> **Given exercise**: Find how many lines of the listing include the string "Укажите", and report only that figure.

> **Record set**:
=======
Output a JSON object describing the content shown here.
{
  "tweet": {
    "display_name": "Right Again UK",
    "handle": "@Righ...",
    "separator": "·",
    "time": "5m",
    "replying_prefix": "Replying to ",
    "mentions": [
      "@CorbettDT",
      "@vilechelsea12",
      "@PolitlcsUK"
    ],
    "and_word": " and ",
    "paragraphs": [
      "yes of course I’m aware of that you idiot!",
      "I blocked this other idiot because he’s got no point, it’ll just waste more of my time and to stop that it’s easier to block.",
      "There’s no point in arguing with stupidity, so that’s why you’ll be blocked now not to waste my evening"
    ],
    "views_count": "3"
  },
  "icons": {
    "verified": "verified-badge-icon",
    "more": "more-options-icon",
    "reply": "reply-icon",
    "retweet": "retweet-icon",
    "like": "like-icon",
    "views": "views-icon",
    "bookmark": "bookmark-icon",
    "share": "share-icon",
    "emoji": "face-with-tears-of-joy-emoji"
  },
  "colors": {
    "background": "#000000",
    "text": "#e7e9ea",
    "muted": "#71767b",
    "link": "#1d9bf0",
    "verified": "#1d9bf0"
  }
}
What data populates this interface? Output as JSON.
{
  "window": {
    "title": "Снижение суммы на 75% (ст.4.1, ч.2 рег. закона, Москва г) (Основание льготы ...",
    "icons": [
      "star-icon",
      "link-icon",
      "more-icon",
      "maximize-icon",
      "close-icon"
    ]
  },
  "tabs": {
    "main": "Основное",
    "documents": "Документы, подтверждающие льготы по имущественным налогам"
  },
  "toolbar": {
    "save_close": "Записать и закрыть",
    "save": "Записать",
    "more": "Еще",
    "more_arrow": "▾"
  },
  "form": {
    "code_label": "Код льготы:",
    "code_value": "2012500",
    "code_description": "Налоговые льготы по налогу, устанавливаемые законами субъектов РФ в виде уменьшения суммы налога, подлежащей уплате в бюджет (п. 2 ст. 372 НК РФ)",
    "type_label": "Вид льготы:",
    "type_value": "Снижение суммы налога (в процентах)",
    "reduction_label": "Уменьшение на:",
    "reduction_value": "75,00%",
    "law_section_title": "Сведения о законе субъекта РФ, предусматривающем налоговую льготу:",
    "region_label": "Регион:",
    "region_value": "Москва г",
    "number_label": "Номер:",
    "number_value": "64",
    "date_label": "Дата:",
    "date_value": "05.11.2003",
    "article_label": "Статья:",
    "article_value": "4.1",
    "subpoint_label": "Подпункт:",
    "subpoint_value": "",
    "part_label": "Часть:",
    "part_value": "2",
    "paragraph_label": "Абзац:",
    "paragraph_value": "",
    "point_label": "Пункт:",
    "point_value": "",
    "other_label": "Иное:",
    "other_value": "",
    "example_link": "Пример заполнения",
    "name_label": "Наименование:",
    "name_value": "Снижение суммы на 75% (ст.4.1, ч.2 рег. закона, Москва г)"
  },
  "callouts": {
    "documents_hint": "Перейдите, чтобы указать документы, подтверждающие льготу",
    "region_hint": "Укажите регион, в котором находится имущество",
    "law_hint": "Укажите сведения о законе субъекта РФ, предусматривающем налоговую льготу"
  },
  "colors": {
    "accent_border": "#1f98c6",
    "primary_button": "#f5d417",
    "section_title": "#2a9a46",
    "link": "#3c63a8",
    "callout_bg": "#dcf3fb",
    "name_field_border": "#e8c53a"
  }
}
=======
> **Written solution**: 2